**Set exercise**. Exactly reproduce each line of the listing that follows.

**Rows**.
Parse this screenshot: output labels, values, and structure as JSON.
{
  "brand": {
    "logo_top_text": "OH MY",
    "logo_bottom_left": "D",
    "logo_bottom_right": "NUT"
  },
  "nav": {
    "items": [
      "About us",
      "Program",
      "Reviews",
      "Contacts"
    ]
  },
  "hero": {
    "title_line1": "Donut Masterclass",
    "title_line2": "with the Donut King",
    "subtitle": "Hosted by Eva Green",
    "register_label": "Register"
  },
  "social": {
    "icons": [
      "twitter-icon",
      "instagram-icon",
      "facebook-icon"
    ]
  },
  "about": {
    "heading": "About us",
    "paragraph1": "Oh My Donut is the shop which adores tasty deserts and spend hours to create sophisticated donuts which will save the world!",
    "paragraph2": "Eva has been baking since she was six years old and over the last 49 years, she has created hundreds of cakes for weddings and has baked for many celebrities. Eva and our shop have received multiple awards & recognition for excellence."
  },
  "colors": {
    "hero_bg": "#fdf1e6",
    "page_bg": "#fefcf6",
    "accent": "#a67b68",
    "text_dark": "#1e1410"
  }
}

**Task solution**.
Parse this screenshot: output labels, values, and structure as JSON.
{
  "brand": {
    "logo_top_text": "OH MY",
    "logo_bottom_left": "D",
    "logo_bottom_right": "NUT"
  },
  "nav": {
    "items": [
      "About us",
      "Program",
      "Reviews",
      "Contacts"
    ]
  },
  "hero": {
    "title_line1": "Donut Masterclass",
    "title_line2": "with the Donut King",
    "subtitle": "Hosted by Eva Green",
    "register_label": "Register"
  },
  "social": {
    "icons": [
      "twitter-icon",
      "instagram-icon",
      "facebook-icon"
    ]
  },
  "about": {
    "heading": "About us",
    "paragraph1": "Oh My Donut is the shop which adores tasty deserts and spend hours to create sophisticated donuts which will save the world!",
    "paragraph2": "Eva has been baking since she was six years old and over the last 49 years, she has created hundreds of cakes for weddings and has baked for many celebrities. Eva and our shop have received multiple awards & recognition for excellence."
  },
  "colors": {
    "hero_bg": "#fdf1e6",
    "page_bg": "#fefcf6",
    "accent": "#a67b68",
    "text_dark": "#1e1410"
  }
}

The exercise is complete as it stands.